Exercise details. State the number of lines in these records that include the word "insgesamt", and add nothing to it.
Data supplied section start
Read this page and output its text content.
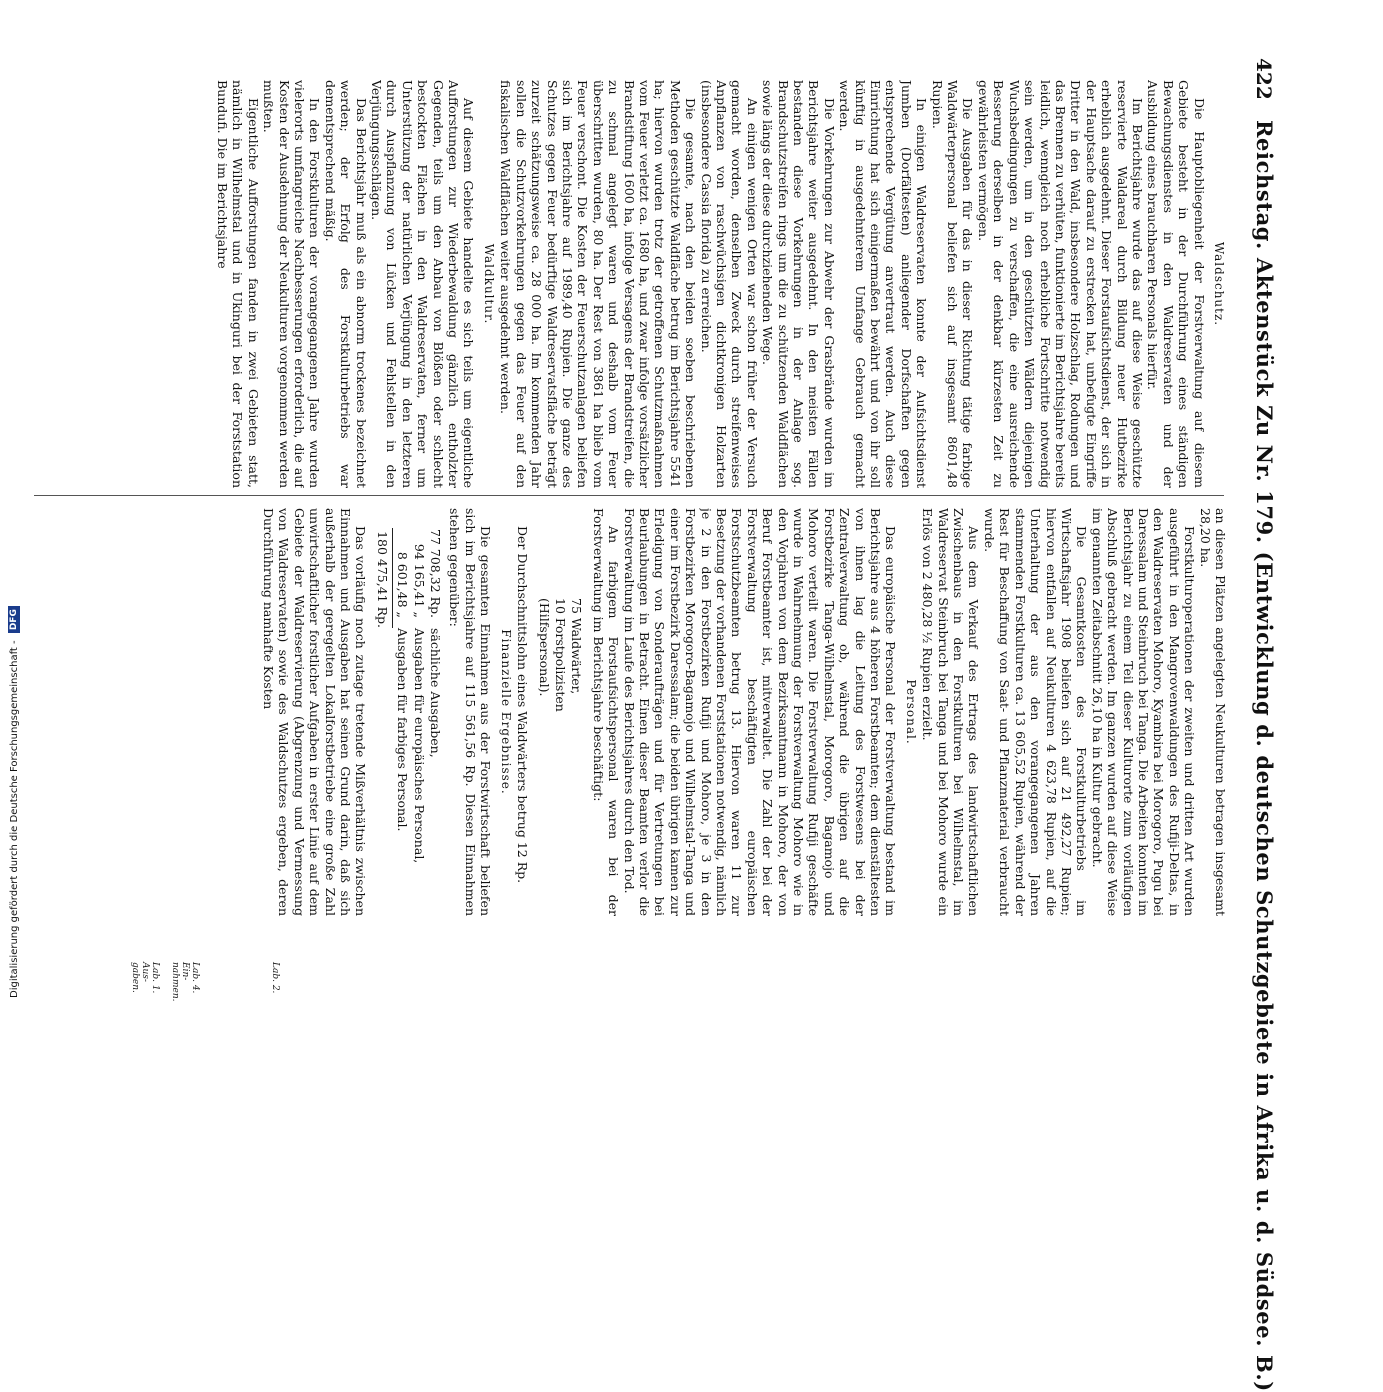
422
Reichstag. Aktenstück Zu Nr. 179. (Entwicklung d. deutschen Schutzgebiete in Afrika u. d. Südsee. B.)
Waldschutz.

Die Hauptobliegenheit der Forstverwaltung auf diesem Gebiete besteht in der Durchführung eines ständigen Bewachungsdienstes in den Waldreservaten und der Ausbildung eines brauchbaren Personals hierfür.

Im Berichtsjahre wurde das auf diese Weise geschützte reservierte Waldareal durch Bildung neuer Hutbezirke erheblich ausgedehnt. Dieser Forstaufsichtsdienst, der sich in der Hauptsache darauf zu erstrecken hat, unbefugte Eingriffe Dritter in den Wald, insbesondere Holzschlag, Rodungen und das Brennen zu verhüten, funktionierte im Berichtsjahre bereits leidlich, wenngleich noch erhebliche Fortschritte notwendig sein werden, um in den geschützten Wäldern diejenigen Wuchsbedingungen zu verschaffen, die eine ausreichende Besserung derselben in der denkbar kürzesten Zeit zu gewährleisten vermögen.

Die Ausgaben für das in dieser Richtung tätige farbige Waldwärterpersonal beliefen sich auf insgesamt 8601,48 Rupien.

In einigen Waldreservaten konnte der Aufsichtsdienst Jumben (Dorfältesten) anliegender Dorfschaften gegen entsprechende Vergütung anvertraut werden. Auch diese Einrichtung hat sich einigermaßen bewährt und von ihr soll künftig in ausgedehnterem Umfange Gebrauch gemacht werden.

Die Vorkehrungen zur Abwehr der Grasbrände wurden im Berichtsjahre weiter ausgedehnt. In den meisten Fällen bestanden diese Vorkehrungen in der Anlage sog. Brandschutzstreifen rings um die zu schützenden Waldflächen sowie längs der diese durchziehenden Wege.

An einigen wenigen Orten war schon früher der Versuch gemacht worden, denselben Zweck durch streifenweises Anpflanzen von raschwüchsigen dichtkronigen Holzarten (insbesondere Cassia florida) zu erreichen.

Die gesamte, nach den beiden soeben beschriebenen Methoden geschützte Waldfläche betrug im Berichtsjahre 5541 ha; hiervon wurden trotz der getroffenen Schutzmaßnahmen vom Feuer verletzt ca. 1680 ha, und zwar infolge vorsätzlicher Brandstiftung 1600 ha, infolge Versagens der Brandstreifen, die zu schmal angelegt waren und deshalb vom Feuer überschritten wurden, 80 ha. Der Rest von 3861 ha blieb vom Feuer verschont. Die Kosten der Feuerschutzanlagen beliefen sich im Berichtsjahre auf 1989,40 Rupien. Die ganze des Schutzes gegen Feuer bedürftige Waldreservatsfläche beträgt zurzeit schätzungsweise ca. 28 000 ha. Im kommenden Jahr sollen die Schutzvorkehrungen gegen das Feuer auf den fiskalischen Waldflächen weiter ausgedehnt werden.

Waldkultur.

Auf diesem Gebiete handelte es sich teils um eigentliche Aufforstungen zur Wiederbewaldung gänzlich entholzter Gegenden, teils um den Anbau von Blößen oder schlecht bestockten Flächen in den Waldreservaten, ferner um Unterstützung der natürlichen Verjüngung in den letzteren durch Auspflanzung von Lücken und Fehlstellen in den Verjüngungsschlägen.

Das Berichtsjahr muß als ein abnorm trockenes bezeichnet werden; der Erfolg des Forstkulturbetriebs war dementsprechend mäßig.

In den Forstkulturen der vorangegangenen Jahre wurden vielerorts umfangreiche Nachbesserungen erforderlich, die auf Kosten der Ausdehnung der Neukulturen vorgenommen werden mußten.

Eigentliche Aufforstungen fanden in zwei Gebieten statt, nämlich in Wilhelmstal und in Ukinguri bei der Forststation Bundufi. Die im Berichtsjahre

an diesen Plätzen angelegten Neukulturen betragen insgesamt 28,20 ha.

Forstkulturoperationen der zweiten und dritten Art wurden ausgeführt in den Mangrovenwaldungen des Rufiji-Deltas, in den Waldreservaten Mohoro, Kyambira bei Morogoro, Pugu bei Daressalam und Steinbruch bei Tanga. Die Arbeiten konnten im Berichtsjahr zu einem Teil dieser Kulturorte zum vorläufigen Abschluß gebracht werden. Im ganzen wurden auf diese Weise im genannten Zeitabschnitt 26,10 ha in Kultur gebracht.

Die Gesamtkosten des Forstkulturbetriebs im Wirtschaftsjahr 1908 beliefen sich auf 21 492,27 Rupien; hiervon entfallen auf Neukulturen 4 623,78 Rupien, auf die Unterhaltung der aus den vorangegangenen Jahren stammenden Forstkulturen ca. 13 605,52 Rupien, während der Rest für Beschaffung von Saat- und Pflanzmaterial verbraucht wurde.

Aus dem Verkauf des Ertrags des landwirtschaftlichen Zwischenbaus in den Forstkulturen bei Wilhelmstal, im Waldreservat Steinbruch bei Tanga und bei Mohoro wurde ein Erlös von 2 480,28 ½ Rupien erzielt.

Personal.

Das europäische Personal der Forstverwaltung bestand im Berichtsjahre aus 4 höheren Forstbeamten; dem dienstältesten von ihnen lag die Leitung des Forstwesens bei der Zentralverwaltung ob, während die übrigen auf die Forstbezirke Tanga-Wilhelmstal, Morogoro, Bagamojo und Mohoro verteilt waren. Die Forstverwaltung Rufiji geschäfte wurde in Wahrnehmung der Forstverwaltung Mohoro wie in den Vorjahren von dem Bezirksamtmann in Mohoro, der von Beruf Forstbeamter ist, mitverwaltet. Die Zahl der bei der Forstverwaltung beschäftigten europäischen Forstschutzbeamten betrug 13. Hiervon waren 11 zur Besetzung der vorhandenen Forststationen notwendig, nämlich je 2 in den Forstbezirken Rufiji und Mohoro, je 3 in den Forstbezirken Morogoro-Bagamojo und Wilhelmstal-Tanga und einer im Forstbezirk Daressalam; die beiden übrigen kamen zur Erledigung von Sonderaufträgen und für Vertretungen bei Beurlaubungen in Betracht. Einen dieser Beamten verlor die Forstverwaltung im Laufe des Berichtsjahres durch den Tod.

An farbigem Forstaufsichtspersonal waren bei der Forstverwaltung im Berichtsjahre beschäftigt:

75 Waldwärter,
10 Forstpolizisten
(Hilfspersonal).

Der Durchschnittslohn eines Waldwärters betrug 12 Rp.

Finanzielle Ergebnisse.

Die gesamten Einnahmen aus der Forstwirtschaft beliefen sich im Berichtsjahre auf 115 561,56 Rp. Diesen Einnahmen stehen gegenüber:

77 708,32 Rp.
sächliche Ausgaben,
94 165,41 „
Ausgaben für europäisches Personal,
8 601,48 „
Ausgaben für farbiges Personal.
180 475,41 Rp.

Das vorläufig noch zutage tretende Mißverhältnis zwischen Einnahmen und Ausgaben hat seinen Grund darin, daß sich außerhalb der geregelten Lokalforstbetriebe eine große Zahl unwirtschaftlicher forstlicher Aufgaben in erster Linie auf dem Gebiete der Waldreservierung (Abgrenzung und Vermessung von Waldreservaten) sowie des Waldschutzes ergeben, deren Durchführung namhafte Kosten

Lab. 2.
Lab. 4. Ein-nahmen.
Lab. 1. Aus-gaben.
Digitalisierung gefördert durch die Deutsche Forschungsgemeinschaft - DFG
Data supplied section end
Completed exercise. 2